Record set
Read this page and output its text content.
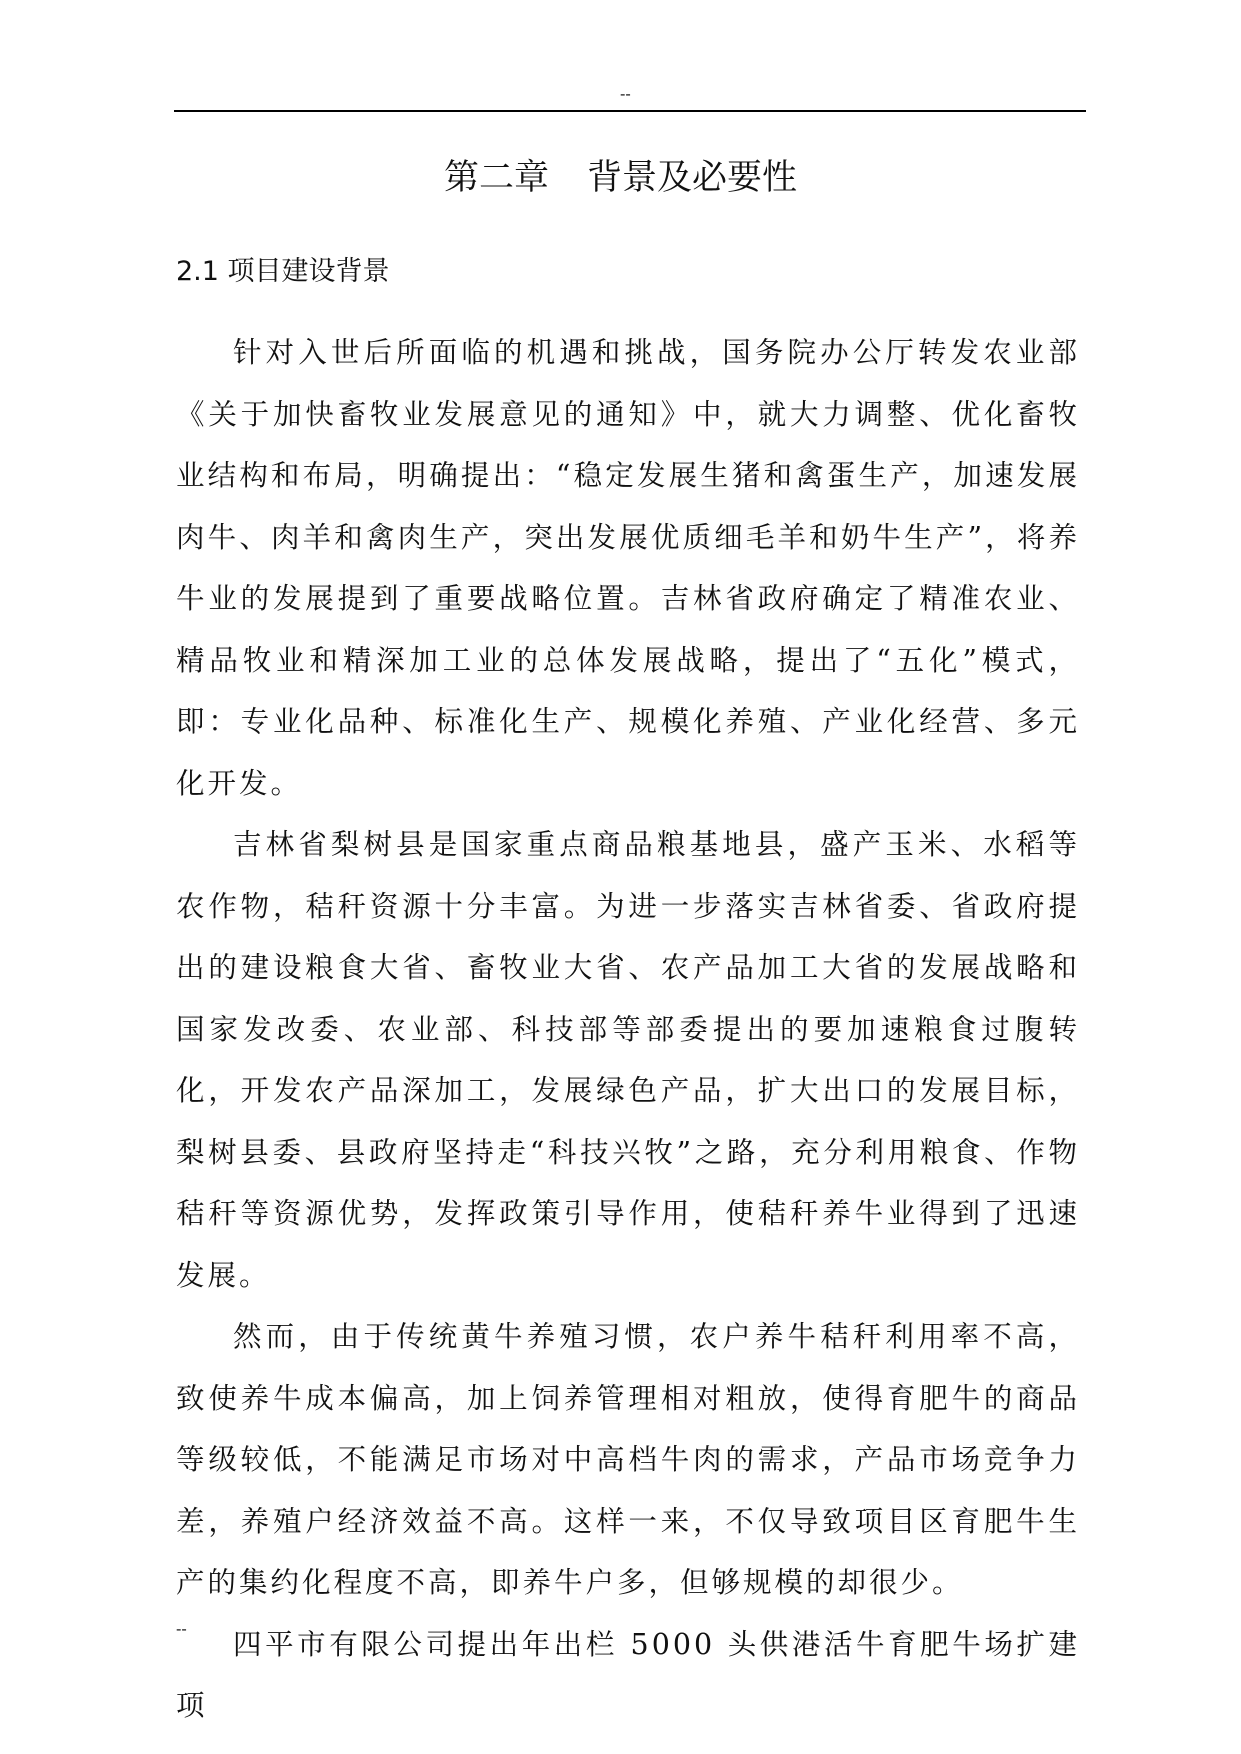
--
第二章 背景及必要性
2.1 项目建设背景

针对入世后所面临的机遇和挑战，国务院办公厅转发农业部《关于加快畜牧业发展意见的通知》中，就大力调整、优化畜牧业结构和布局，明确提出：“稳定发展生猪和禽蛋生产，加速发展肉牛、肉羊和禽肉生产，突出发展优质细毛羊和奶牛生产”，将养牛业的发展提到了重要战略位置。吉林省政府确定了精准农业、精品牧业和精深加工业的总体发展战略，提出了“五化”模式，即：专业化品种、标准化生产、规模化养殖、产业化经营、多元化开发。

吉林省梨树县是国家重点商品粮基地县，盛产玉米、水稻等农作物，秸秆资源十分丰富。为进一步落实吉林省委、省政府提出的建设粮食大省、畜牧业大省、农产品加工大省的发展战略和国家发改委、农业部、科技部等部委提出的要加速粮食过腹转化，开发农产品深加工，发展绿色产品，扩大出口的发展目标，梨树县委、县政府坚持走“科技兴牧”之路，充分利用粮食、作物秸秆等资源优势，发挥政策引导作用，使秸秆养牛业得到了迅速发展。

然而，由于传统黄牛养殖习惯，农户养牛秸秆利用率不高，致使养牛成本偏高，加上饲养管理相对粗放，使得育肥牛的商品等级较低，不能满足市场对中高档牛肉的需求，产品市场竞争力差，养殖户经济效益不高。这样一来，不仅导致项目区育肥牛生产的集约化程度不高，即养牛户多，但够规模的却很少。

四平市有限公司提出年出栏 5000 头供港活牛育肥牛场扩建项

--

Exercise prompt
Every record above should be written out again without change, except that the pictures are left out.

Exercise answer
Read this page and output its text content.
--
第二章 背景及必要性
2.1 项目建设背景

针对入世后所面临的机遇和挑战，国务院办公厅转发农业部《关于加快畜牧业发展意见的通知》中，就大力调整、优化畜牧业结构和布局，明确提出：“稳定发展生猪和禽蛋生产，加速发展肉牛、肉羊和禽肉生产，突出发展优质细毛羊和奶牛生产”，将养牛业的发展提到了重要战略位置。吉林省政府确定了精准农业、精品牧业和精深加工业的总体发展战略，提出了“五化”模式，即：专业化品种、标准化生产、规模化养殖、产业化经营、多元化开发。

吉林省梨树县是国家重点商品粮基地县，盛产玉米、水稻等农作物，秸秆资源十分丰富。为进一步落实吉林省委、省政府提出的建设粮食大省、畜牧业大省、农产品加工大省的发展战略和国家发改委、农业部、科技部等部委提出的要加速粮食过腹转化，开发农产品深加工，发展绿色产品，扩大出口的发展目标，梨树县委、县政府坚持走“科技兴牧”之路，充分利用粮食、作物秸秆等资源优势，发挥政策引导作用，使秸秆养牛业得到了迅速发展。

然而，由于传统黄牛养殖习惯，农户养牛秸秆利用率不高，致使养牛成本偏高，加上饲养管理相对粗放，使得育肥牛的商品等级较低，不能满足市场对中高档牛肉的需求，产品市场竞争力差，养殖户经济效益不高。这样一来，不仅导致项目区育肥牛生产的集约化程度不高，即养牛户多，但够规模的却很少。

四平市有限公司提出年出栏 5000 头供港活牛育肥牛场扩建项

--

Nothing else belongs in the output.